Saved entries

···

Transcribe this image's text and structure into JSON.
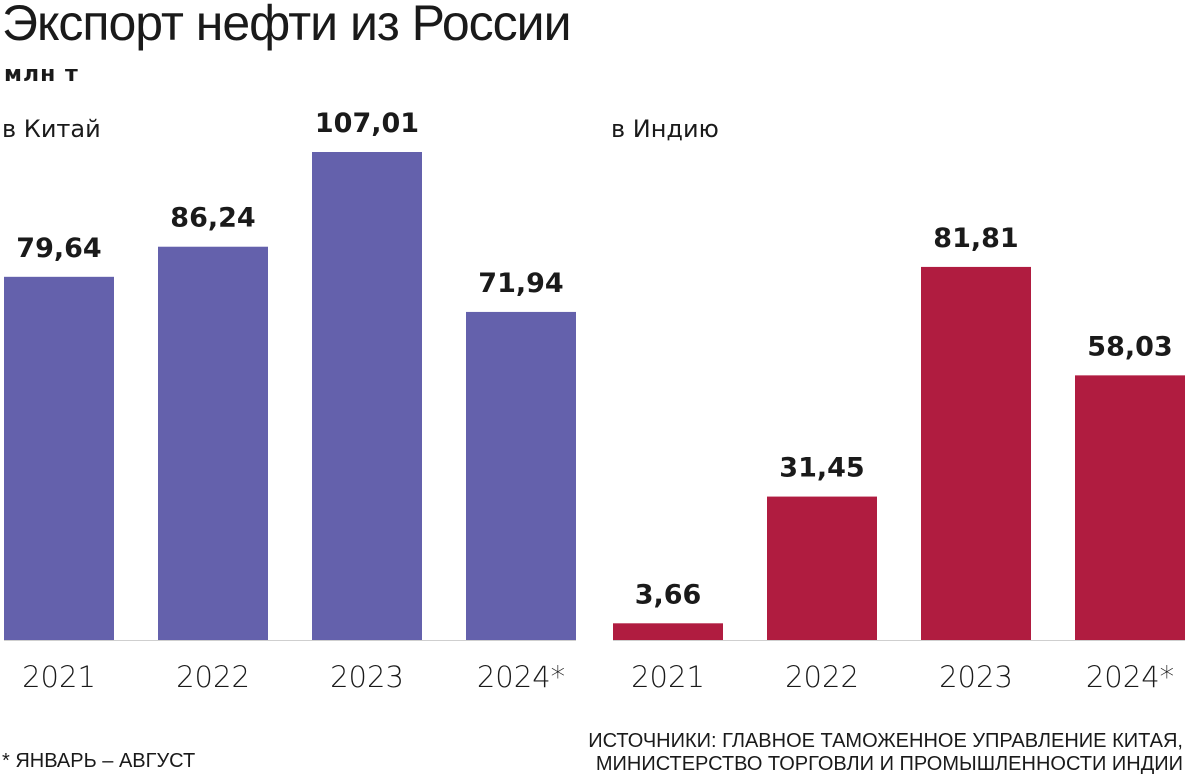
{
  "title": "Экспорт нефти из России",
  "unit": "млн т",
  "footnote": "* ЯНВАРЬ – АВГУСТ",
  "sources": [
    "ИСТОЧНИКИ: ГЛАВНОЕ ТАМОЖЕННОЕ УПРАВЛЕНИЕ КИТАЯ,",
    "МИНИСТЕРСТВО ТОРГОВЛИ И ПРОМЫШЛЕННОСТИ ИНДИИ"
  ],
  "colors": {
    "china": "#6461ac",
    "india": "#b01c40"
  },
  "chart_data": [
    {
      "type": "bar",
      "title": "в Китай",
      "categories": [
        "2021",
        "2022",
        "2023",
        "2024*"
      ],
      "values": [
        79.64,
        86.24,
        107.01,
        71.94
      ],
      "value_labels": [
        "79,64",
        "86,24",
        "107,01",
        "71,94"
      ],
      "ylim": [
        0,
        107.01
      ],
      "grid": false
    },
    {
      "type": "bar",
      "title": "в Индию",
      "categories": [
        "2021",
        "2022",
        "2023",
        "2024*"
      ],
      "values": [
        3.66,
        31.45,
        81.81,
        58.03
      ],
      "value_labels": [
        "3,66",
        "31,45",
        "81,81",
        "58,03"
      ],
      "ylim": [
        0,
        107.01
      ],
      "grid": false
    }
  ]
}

···

- _AIM OF THE TASK_
Using the records above, pull out each line where the word "title" occurs.

- _RESPONSE TO THIS EXERCISE_
  "title": "Экспорт нефти из России",
      "title": "в Китай",
      "title": "в Индию",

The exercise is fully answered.